_The problem_. State the number of lines, and only that number, in which the word "Tene" appears.

_Input for this task_.
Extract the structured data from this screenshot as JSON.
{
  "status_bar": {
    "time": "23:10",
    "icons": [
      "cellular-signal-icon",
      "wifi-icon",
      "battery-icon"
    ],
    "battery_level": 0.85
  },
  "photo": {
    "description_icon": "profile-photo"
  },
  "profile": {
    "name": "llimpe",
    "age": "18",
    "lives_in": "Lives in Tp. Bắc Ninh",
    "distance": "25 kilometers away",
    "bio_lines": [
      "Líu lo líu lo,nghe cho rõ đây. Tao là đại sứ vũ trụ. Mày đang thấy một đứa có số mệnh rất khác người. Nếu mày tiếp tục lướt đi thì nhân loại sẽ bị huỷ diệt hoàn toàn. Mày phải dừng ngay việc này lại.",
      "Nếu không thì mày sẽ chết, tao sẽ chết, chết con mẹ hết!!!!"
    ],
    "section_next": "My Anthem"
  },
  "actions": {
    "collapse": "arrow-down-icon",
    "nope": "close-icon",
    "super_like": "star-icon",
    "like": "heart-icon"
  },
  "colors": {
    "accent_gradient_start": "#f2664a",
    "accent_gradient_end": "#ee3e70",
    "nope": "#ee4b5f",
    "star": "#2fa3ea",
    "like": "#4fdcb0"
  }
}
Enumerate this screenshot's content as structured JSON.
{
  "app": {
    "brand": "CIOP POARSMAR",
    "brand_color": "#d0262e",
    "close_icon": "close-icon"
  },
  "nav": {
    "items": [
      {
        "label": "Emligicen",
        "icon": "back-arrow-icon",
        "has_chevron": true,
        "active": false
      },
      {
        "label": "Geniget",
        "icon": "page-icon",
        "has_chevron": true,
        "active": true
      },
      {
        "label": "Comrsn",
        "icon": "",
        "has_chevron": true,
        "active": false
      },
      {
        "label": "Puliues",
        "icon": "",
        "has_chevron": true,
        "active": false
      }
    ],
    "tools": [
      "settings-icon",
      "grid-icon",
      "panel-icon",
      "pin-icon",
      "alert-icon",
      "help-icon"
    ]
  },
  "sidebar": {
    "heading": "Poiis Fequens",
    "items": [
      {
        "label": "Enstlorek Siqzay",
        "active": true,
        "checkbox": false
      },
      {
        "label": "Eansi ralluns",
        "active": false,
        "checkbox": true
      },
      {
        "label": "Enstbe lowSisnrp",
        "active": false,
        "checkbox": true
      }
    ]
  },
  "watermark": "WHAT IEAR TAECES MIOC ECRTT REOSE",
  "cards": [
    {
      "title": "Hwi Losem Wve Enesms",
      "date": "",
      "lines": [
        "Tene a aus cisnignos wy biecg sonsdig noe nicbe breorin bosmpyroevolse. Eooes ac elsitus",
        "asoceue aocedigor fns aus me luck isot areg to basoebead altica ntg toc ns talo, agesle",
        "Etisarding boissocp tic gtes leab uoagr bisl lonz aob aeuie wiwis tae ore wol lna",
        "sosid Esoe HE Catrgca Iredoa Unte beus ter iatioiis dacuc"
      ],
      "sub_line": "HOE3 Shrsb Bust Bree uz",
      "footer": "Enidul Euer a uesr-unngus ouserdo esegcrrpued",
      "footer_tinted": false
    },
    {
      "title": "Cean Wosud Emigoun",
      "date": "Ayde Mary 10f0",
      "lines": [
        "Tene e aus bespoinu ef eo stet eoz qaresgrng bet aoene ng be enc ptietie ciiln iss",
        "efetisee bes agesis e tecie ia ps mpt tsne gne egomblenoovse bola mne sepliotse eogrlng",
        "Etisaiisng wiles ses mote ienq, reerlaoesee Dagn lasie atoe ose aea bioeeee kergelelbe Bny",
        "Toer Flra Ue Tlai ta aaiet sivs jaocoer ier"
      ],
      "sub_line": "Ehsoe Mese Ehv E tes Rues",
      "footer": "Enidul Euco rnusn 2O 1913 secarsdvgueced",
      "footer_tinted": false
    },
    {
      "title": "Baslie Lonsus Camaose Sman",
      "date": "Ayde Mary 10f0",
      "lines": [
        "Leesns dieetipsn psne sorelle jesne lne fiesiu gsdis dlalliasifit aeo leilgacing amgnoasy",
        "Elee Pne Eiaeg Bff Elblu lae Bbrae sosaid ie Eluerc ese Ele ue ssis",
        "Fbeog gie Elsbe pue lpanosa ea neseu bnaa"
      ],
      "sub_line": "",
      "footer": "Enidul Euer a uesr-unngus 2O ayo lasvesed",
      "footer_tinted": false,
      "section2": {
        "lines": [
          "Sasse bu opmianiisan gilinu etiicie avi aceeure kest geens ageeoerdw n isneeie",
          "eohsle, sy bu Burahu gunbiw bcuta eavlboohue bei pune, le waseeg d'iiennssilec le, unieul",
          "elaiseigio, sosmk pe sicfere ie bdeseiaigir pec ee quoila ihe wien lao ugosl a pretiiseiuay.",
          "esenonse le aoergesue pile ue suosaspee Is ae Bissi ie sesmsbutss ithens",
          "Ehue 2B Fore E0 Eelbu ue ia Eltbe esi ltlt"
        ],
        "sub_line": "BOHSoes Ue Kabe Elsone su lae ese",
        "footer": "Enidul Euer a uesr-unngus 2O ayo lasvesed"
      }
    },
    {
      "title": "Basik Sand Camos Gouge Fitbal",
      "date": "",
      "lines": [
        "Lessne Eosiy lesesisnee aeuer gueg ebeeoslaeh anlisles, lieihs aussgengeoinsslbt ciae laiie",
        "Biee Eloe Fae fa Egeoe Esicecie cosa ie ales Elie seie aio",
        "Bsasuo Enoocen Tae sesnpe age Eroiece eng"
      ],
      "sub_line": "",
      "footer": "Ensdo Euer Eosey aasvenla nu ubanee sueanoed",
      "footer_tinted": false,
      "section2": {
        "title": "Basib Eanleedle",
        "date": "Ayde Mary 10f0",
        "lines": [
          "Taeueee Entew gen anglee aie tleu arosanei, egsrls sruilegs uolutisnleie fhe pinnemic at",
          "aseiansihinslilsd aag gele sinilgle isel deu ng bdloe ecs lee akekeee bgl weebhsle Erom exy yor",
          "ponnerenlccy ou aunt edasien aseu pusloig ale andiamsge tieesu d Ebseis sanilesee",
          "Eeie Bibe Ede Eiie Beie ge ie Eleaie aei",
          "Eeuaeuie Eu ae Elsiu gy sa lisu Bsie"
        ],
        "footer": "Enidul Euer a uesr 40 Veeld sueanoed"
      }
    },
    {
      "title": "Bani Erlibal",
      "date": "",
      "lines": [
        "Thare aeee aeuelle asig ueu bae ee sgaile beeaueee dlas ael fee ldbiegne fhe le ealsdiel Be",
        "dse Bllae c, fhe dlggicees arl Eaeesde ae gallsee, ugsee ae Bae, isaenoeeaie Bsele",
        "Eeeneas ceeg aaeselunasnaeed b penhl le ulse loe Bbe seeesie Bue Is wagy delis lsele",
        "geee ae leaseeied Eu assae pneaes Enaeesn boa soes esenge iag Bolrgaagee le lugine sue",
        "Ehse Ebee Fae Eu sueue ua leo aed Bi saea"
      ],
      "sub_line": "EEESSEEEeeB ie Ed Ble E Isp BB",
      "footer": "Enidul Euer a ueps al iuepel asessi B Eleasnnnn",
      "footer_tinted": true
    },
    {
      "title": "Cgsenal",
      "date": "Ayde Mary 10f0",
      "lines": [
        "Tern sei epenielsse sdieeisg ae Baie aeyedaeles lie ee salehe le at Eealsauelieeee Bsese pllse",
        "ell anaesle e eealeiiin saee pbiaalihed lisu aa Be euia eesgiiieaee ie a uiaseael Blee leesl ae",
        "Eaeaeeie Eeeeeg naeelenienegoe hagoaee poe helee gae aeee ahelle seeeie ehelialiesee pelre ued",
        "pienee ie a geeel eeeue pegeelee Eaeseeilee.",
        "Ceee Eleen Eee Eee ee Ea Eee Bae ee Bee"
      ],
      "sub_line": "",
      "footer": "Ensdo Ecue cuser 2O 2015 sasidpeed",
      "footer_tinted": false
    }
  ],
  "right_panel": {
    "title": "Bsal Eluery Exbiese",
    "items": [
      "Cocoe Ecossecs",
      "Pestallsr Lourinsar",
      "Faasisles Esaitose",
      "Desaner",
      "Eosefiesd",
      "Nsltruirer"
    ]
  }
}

_Finished answer_. 2